### PROBLEM TO WORK ON
Write out the listing again, substituting "protected-site" for every occurrence of "natura-site" and leaving everything else unchanged.

[Data lines]
>>>>>
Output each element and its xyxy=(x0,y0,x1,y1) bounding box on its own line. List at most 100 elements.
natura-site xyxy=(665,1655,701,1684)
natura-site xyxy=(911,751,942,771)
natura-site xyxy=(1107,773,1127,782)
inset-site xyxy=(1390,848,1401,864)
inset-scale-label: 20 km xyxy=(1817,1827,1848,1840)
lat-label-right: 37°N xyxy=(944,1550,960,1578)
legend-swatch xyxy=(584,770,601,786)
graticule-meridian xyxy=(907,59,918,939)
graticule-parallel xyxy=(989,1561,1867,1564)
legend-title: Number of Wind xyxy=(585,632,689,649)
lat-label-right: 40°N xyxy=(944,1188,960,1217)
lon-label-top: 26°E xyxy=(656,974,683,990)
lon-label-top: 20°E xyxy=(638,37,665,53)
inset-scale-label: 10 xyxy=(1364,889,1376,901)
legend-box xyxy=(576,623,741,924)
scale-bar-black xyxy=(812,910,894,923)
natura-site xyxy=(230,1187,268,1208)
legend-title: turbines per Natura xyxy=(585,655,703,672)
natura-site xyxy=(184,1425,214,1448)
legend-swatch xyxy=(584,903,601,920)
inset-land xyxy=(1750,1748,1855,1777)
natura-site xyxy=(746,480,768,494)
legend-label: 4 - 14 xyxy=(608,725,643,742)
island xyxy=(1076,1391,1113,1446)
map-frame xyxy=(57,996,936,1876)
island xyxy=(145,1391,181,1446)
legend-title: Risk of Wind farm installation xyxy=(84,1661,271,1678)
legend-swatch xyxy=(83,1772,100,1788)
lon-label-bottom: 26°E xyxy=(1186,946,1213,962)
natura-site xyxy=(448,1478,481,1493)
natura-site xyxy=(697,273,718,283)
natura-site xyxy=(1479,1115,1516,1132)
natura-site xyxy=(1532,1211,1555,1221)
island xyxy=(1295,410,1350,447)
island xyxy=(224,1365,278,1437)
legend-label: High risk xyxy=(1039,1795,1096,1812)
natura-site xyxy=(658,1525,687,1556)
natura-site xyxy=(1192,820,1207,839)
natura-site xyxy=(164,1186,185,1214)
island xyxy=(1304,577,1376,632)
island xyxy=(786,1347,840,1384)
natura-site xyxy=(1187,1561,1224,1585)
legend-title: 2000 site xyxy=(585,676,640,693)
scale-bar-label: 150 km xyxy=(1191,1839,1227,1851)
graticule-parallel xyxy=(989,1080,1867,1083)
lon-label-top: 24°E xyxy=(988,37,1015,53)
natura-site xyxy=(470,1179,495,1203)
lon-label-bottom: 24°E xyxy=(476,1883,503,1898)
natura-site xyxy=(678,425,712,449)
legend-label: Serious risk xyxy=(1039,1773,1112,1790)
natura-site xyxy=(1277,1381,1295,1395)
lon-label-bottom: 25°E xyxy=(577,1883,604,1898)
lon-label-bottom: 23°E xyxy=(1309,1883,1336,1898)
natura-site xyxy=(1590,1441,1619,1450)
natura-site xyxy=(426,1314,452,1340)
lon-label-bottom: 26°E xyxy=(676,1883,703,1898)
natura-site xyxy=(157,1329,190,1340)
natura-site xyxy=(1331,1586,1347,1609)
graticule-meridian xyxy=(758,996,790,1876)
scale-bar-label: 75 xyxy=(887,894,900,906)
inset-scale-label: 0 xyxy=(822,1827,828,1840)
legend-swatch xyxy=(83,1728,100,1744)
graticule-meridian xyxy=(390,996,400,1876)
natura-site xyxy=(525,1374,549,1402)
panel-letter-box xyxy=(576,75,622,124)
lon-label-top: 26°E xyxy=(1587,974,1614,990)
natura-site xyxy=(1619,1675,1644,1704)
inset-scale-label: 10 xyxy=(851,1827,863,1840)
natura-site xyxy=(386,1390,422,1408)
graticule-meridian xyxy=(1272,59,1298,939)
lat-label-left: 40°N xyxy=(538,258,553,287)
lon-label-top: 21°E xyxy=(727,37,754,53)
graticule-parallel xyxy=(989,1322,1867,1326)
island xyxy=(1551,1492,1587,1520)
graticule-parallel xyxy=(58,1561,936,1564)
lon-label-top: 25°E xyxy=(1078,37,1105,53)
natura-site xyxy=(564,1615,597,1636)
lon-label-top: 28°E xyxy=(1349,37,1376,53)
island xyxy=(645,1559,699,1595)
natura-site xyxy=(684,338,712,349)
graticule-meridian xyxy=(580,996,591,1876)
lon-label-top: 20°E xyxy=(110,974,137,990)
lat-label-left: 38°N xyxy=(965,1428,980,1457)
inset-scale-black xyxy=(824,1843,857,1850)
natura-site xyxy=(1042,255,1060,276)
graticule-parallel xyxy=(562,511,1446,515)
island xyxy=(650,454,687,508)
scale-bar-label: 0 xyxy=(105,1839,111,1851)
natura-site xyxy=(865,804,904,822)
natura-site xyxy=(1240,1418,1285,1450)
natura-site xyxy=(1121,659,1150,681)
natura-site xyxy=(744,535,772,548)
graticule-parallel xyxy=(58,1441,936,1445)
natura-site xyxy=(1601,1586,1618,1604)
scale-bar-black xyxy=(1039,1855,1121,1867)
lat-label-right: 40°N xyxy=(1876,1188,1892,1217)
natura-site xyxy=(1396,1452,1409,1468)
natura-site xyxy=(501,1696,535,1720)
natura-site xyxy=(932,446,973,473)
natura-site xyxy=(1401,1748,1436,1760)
<<<<<
### EXERCISE ANSWER
Output each element and its xyxy=(x0,y0,x1,y1) bounding box on its own line. List at most 100 elements.
protected-site xyxy=(665,1655,701,1684)
protected-site xyxy=(911,751,942,771)
protected-site xyxy=(1107,773,1127,782)
inset-site xyxy=(1390,848,1401,864)
inset-scale-label: 20 km xyxy=(1817,1827,1848,1840)
lat-label-right: 37°N xyxy=(944,1550,960,1578)
legend-swatch xyxy=(584,770,601,786)
graticule-meridian xyxy=(907,59,918,939)
graticule-parallel xyxy=(989,1561,1867,1564)
legend-title: Number of Wind xyxy=(585,632,689,649)
lat-label-right: 40°N xyxy=(944,1188,960,1217)
lon-label-top: 26°E xyxy=(656,974,683,990)
lon-label-top: 20°E xyxy=(638,37,665,53)
inset-scale-label: 10 xyxy=(1364,889,1376,901)
legend-box xyxy=(576,623,741,924)
scale-bar-black xyxy=(812,910,894,923)
protected-site xyxy=(230,1187,268,1208)
legend-title: turbines per Natura xyxy=(585,655,703,672)
protected-site xyxy=(184,1425,214,1448)
legend-swatch xyxy=(584,903,601,920)
inset-land xyxy=(1750,1748,1855,1777)
protected-site xyxy=(746,480,768,494)
legend-label: 4 - 14 xyxy=(608,725,643,742)
island xyxy=(1076,1391,1113,1446)
map-frame xyxy=(57,996,936,1876)
island xyxy=(145,1391,181,1446)
legend-title: Risk of Wind farm installation xyxy=(84,1661,271,1678)
legend-swatch xyxy=(83,1772,100,1788)
lon-label-bottom: 26°E xyxy=(1186,946,1213,962)
protected-site xyxy=(448,1478,481,1493)
protected-site xyxy=(697,273,718,283)
protected-site xyxy=(1479,1115,1516,1132)
protected-site xyxy=(1532,1211,1555,1221)
island xyxy=(1295,410,1350,447)
island xyxy=(224,1365,278,1437)
legend-label: High risk xyxy=(1039,1795,1096,1812)
protected-site xyxy=(658,1525,687,1556)
protected-site xyxy=(1192,820,1207,839)
protected-site xyxy=(164,1186,185,1214)
island xyxy=(1304,577,1376,632)
island xyxy=(786,1347,840,1384)
protected-site xyxy=(1187,1561,1224,1585)
legend-title: 2000 site xyxy=(585,676,640,693)
scale-bar-label: 150 km xyxy=(1191,1839,1227,1851)
graticule-parallel xyxy=(989,1080,1867,1083)
lon-label-top: 24°E xyxy=(988,37,1015,53)
protected-site xyxy=(470,1179,495,1203)
lon-label-bottom: 24°E xyxy=(476,1883,503,1898)
protected-site xyxy=(678,425,712,449)
legend-label: Serious risk xyxy=(1039,1773,1112,1790)
protected-site xyxy=(1277,1381,1295,1395)
lon-label-bottom: 25°E xyxy=(577,1883,604,1898)
lon-label-bottom: 23°E xyxy=(1309,1883,1336,1898)
protected-site xyxy=(1590,1441,1619,1450)
protected-site xyxy=(426,1314,452,1340)
lon-label-bottom: 26°E xyxy=(676,1883,703,1898)
protected-site xyxy=(157,1329,190,1340)
protected-site xyxy=(1331,1586,1347,1609)
graticule-meridian xyxy=(758,996,790,1876)
scale-bar-label: 75 xyxy=(887,894,900,906)
inset-scale-label: 0 xyxy=(822,1827,828,1840)
legend-swatch xyxy=(83,1728,100,1744)
graticule-meridian xyxy=(390,996,400,1876)
protected-site xyxy=(525,1374,549,1402)
panel-letter-box xyxy=(576,75,622,124)
lon-label-top: 26°E xyxy=(1587,974,1614,990)
protected-site xyxy=(1619,1675,1644,1704)
inset-scale-label: 10 xyxy=(851,1827,863,1840)
protected-site xyxy=(386,1390,422,1408)
graticule-meridian xyxy=(1272,59,1298,939)
lat-label-left: 40°N xyxy=(538,258,553,287)
lon-label-top: 21°E xyxy=(727,37,754,53)
graticule-parallel xyxy=(989,1322,1867,1326)
island xyxy=(1551,1492,1587,1520)
graticule-parallel xyxy=(58,1561,936,1564)
lon-label-top: 25°E xyxy=(1078,37,1105,53)
protected-site xyxy=(564,1615,597,1636)
lon-label-top: 28°E xyxy=(1349,37,1376,53)
island xyxy=(645,1559,699,1595)
protected-site xyxy=(684,338,712,349)
graticule-meridian xyxy=(580,996,591,1876)
lon-label-top: 20°E xyxy=(110,974,137,990)
lat-label-left: 38°N xyxy=(965,1428,980,1457)
inset-scale-black xyxy=(824,1843,857,1850)
protected-site xyxy=(1042,255,1060,276)
graticule-parallel xyxy=(562,511,1446,515)
island xyxy=(650,454,687,508)
scale-bar-label: 0 xyxy=(105,1839,111,1851)
protected-site xyxy=(865,804,904,822)
protected-site xyxy=(1240,1418,1285,1450)
protected-site xyxy=(1121,659,1150,681)
protected-site xyxy=(744,535,772,548)
graticule-parallel xyxy=(58,1441,936,1445)
protected-site xyxy=(1601,1586,1618,1604)
scale-bar-black xyxy=(1039,1855,1121,1867)
lat-label-right: 40°N xyxy=(1876,1188,1892,1217)
protected-site xyxy=(1396,1452,1409,1468)
protected-site xyxy=(501,1696,535,1720)
protected-site xyxy=(932,446,973,473)
protected-site xyxy=(1401,1748,1436,1760)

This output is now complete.